→ TEXTAUSZUG:
•••

Rallye Müritz 2017
Wie schon in 2016 waren wir in Mecklenburg-Vorpommern unterwegs, allerdings im südlichen Teil, an der Müritz. Schon am Freitag nach Himmelfahrt meinte es Petrus – ehm, Sir Peter, denn er fährt wohl Jaguar – sehr gut mit uns, als wir uns auf der Wiese neben Schloß Ulrichshusen zu unserer Frühjahrs-Ausfahrt sammelten: neun Teams aus der Sektion Berlin-Brandenburg und Kühnels aus Böhlen bei Leipzig mit ihrem wunderschönen MK5 DHC.
Schloß Ulrichshusen (www.ulrichshusen.de) ist ein Kleinod der Mecklenburgischen Schweiz, nördlich von Waren/Müritz gelegen und ist bekannt als Hotel und Festspielort. Erstaunlich, dass dort solch ein Leben herrscht, erwarben die aktuellen Eigentümer das Kleinod als zusammengestürzte Ruine, um ein architektonisches und kulturelles Highlight daraus zu machen!
Das Team um Frau Albrecht bereitete uns ein stilechtes British Picknick zu: Sandwiches – natürlich ohne Brot-Rand - Consommé im Glas, Quiches, Erdbeeren mit Sahne und süßen Leckereien, die wir mit herrlichem Blick auf den Ulrichshuser See genossen.

•••

→ DATENSÄTZE:

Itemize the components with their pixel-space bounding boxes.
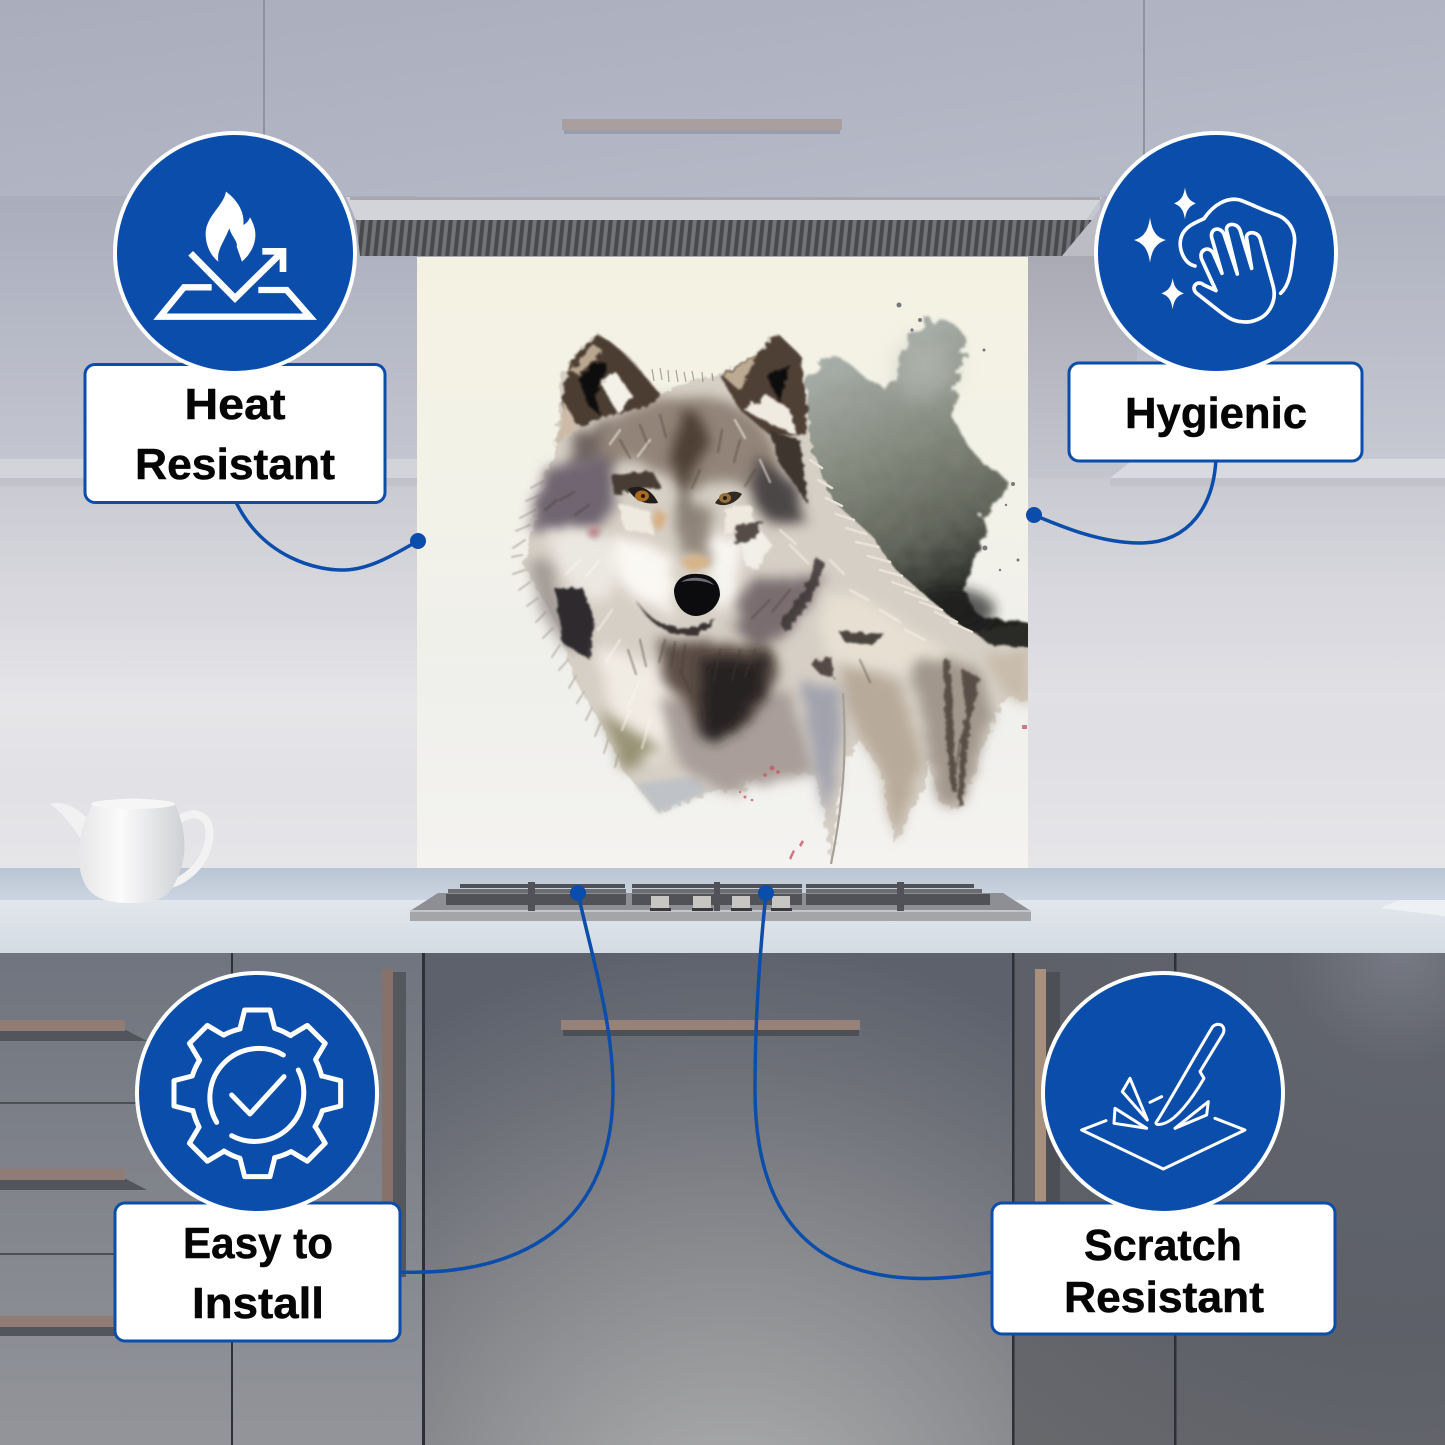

•••

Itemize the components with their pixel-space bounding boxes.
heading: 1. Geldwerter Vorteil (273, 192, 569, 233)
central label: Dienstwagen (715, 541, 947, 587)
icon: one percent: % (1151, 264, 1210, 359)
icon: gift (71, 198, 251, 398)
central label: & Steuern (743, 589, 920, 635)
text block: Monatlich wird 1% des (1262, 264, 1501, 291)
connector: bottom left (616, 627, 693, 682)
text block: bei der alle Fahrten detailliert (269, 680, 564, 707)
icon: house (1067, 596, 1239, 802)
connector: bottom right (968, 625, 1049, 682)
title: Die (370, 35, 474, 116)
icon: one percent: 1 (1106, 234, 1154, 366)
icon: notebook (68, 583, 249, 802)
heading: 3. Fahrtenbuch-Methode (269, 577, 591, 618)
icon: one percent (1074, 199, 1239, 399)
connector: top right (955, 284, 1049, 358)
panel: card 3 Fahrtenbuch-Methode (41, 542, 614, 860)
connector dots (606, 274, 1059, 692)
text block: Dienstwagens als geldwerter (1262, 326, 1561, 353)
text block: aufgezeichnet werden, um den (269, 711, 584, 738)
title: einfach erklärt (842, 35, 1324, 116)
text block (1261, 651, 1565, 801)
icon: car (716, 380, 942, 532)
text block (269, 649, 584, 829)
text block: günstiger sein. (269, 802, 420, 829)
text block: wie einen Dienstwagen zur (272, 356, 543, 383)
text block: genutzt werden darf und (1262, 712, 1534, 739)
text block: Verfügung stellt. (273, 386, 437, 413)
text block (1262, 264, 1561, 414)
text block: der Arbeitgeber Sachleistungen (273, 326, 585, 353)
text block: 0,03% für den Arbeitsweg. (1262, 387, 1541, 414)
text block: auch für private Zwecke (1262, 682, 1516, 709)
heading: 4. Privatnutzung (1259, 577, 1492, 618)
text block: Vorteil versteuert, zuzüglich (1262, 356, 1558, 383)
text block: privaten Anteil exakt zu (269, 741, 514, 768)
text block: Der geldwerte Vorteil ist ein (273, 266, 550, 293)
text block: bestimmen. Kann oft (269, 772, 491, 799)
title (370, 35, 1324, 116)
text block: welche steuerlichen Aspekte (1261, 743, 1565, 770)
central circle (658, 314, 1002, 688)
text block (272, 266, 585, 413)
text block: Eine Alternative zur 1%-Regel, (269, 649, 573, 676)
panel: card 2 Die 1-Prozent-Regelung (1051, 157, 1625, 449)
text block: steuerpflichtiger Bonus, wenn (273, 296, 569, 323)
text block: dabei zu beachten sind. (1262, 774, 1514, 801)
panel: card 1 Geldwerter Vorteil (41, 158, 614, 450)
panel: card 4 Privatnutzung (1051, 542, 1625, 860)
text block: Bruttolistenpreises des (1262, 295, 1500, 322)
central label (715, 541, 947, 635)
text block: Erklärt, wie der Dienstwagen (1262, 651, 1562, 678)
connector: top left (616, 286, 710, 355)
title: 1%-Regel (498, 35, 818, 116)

•••

→ AUFGABEN:
a) Stimmen diese Aussagen mit dem Rallyebericht überein? Beantworte jede mit Ja oder Nein und zitiere die entscheidenden Worte wörtlich. (i) Neun Teams aus der Sektion Berlin-Brandenburg waren dabei. (ii) Schloß Ulrichshusen liegt südlich von Waren/Müritz. (iii) Die Sandwiches wurden mit Brot-Rand serviert.
b) Ändere im Rallyebericht den Abschnitt von „Schloß Ulrichshusen (www.ulrichshusen.de)“ bis einschließlich „Ulrichshuser See genossen.“ und schreibe ihn neu, wobei „Himbeeren“ an die Stelle von „Erdbeeren“ tritt.

→ LÖSUNGEN:
a)
(i) Ja: „neun Teams aus der Sektion Berlin-Brandenburg“
(ii) Nein: „nördlich von Waren/Müritz gelegen“
(iii) Nein: „Sandwiches – natürlich ohne Brot-Rand“

b)
Schloß Ulrichshusen (www.ulrichshusen.de) ist ein Kleinod der Mecklenburgischen Schweiz, nördlich von Waren/Müritz gelegen und ist bekannt als Hotel und Festspielort. Erstaunlich, dass dort solch ein Leben herrscht, erwarben die aktuellen Eigentümer das Kleinod als zusammengestürzte Ruine, um ein architektonisches und kulturelles Highlight daraus zu machen!
Das Team um Frau Albrecht bereitete uns ein stilechtes British Picknick zu: Sandwiches – natürlich ohne Brot-Rand - Consommé im Glas, Quiches, Himbeeren mit Sahne und süßen Leckereien, die wir mit herrlichem Blick auf den Ulrichshuser See genossen.